=== GOAL OF THE EXERCISE ===
Return the lines below that carry the word "関連記事".

Stored data entries:
━━━━━━━━━━━━━━━━━━━━
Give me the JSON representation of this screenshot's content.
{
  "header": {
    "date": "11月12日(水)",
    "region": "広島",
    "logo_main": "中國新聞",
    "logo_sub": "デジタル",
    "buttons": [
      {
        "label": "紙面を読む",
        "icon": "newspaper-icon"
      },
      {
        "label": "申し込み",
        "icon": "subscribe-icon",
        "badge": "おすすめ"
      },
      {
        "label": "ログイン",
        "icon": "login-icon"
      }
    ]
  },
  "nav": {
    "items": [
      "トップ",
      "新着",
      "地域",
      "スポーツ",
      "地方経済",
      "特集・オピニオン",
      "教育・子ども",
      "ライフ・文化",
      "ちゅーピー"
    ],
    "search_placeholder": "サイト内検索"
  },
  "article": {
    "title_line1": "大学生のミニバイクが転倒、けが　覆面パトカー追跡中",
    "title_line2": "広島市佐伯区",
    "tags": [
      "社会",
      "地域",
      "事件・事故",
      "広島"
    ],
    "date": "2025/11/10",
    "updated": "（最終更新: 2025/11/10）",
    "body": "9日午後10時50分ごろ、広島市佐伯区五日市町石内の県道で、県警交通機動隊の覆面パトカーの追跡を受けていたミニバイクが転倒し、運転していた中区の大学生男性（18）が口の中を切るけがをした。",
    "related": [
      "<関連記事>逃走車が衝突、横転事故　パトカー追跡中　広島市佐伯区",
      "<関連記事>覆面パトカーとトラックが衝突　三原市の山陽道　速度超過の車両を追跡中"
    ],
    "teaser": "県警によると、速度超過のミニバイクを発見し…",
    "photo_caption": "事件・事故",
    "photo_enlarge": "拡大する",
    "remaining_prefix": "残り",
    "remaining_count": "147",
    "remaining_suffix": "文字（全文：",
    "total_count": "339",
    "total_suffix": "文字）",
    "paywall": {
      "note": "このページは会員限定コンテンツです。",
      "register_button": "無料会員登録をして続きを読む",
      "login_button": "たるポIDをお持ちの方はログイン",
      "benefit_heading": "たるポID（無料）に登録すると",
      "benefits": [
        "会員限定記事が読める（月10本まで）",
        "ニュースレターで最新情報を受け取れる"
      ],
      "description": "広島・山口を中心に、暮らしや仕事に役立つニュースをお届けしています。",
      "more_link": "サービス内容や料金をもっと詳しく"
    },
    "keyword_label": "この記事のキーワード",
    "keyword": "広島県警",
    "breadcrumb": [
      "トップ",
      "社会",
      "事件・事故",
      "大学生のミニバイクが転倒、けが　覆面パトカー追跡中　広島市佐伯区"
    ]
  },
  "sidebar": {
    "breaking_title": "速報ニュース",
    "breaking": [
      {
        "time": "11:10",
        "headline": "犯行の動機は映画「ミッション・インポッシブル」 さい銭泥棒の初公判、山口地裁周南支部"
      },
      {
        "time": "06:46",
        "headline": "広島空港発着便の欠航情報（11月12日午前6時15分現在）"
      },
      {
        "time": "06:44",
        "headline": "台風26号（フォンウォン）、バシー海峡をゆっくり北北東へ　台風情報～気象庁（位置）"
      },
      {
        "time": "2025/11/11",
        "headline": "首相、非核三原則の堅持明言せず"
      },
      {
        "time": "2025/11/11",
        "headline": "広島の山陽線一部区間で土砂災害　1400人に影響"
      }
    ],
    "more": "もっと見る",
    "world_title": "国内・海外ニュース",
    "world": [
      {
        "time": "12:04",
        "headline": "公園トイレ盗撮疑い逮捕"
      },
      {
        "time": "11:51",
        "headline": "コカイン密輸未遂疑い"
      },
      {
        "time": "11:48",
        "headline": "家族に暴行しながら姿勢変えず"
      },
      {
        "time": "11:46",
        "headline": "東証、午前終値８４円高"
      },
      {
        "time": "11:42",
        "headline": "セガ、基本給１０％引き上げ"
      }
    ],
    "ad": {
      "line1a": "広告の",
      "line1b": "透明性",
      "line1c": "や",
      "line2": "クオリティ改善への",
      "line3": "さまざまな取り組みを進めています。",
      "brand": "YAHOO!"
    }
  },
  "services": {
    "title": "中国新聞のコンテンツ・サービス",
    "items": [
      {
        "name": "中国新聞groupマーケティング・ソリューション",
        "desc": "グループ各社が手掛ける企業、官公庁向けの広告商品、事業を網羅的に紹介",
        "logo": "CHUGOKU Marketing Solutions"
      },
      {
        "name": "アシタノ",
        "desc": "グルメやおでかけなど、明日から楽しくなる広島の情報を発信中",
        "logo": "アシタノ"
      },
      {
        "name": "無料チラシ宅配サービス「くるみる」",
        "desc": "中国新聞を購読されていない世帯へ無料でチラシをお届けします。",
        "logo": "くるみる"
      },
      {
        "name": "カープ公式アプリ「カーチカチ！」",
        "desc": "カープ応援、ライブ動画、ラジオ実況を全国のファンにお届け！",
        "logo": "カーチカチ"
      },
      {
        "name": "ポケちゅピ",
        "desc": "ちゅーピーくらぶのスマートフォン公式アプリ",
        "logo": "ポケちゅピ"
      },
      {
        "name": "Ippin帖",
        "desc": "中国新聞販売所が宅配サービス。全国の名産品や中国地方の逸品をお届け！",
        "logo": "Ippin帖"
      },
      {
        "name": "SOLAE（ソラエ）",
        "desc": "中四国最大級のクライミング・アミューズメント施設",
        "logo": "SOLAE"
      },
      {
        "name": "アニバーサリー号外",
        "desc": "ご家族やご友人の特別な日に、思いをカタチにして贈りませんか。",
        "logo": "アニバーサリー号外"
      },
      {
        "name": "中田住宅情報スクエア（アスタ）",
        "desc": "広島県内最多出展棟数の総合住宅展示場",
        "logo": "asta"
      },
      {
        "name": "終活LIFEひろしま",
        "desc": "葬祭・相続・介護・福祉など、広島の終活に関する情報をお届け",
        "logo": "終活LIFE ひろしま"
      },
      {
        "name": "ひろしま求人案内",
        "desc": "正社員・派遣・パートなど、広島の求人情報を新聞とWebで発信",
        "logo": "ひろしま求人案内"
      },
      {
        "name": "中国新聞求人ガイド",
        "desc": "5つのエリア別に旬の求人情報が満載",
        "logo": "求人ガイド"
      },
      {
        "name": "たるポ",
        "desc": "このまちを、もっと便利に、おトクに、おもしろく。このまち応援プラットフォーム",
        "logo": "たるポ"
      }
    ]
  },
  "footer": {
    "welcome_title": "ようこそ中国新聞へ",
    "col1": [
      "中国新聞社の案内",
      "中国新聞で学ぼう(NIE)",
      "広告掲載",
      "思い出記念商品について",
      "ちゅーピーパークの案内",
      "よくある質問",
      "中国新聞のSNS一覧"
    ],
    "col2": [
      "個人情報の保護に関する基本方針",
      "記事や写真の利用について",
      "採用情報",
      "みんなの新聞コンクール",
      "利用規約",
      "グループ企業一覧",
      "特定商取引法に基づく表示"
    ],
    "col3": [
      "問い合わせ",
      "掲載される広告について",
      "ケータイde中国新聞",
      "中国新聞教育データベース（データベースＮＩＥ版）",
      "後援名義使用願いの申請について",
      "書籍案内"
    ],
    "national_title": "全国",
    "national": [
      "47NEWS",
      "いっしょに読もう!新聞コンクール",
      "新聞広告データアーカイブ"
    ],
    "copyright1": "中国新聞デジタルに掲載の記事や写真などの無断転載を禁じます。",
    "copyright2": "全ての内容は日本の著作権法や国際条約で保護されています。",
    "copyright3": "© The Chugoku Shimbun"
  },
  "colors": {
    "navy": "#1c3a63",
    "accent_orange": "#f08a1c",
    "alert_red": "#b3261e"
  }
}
━━━━━━━━━━━━━━━━━━━━
=== COMPLETED EXERCISE ===
      "<関連記事>逃走車が衝突、横転事故　パトカー追跡中　広島市佐伯区",
      "<関連記事>覆面パトカーとトラックが衝突　三原市の山陽道　速度超過の車両を追跡中"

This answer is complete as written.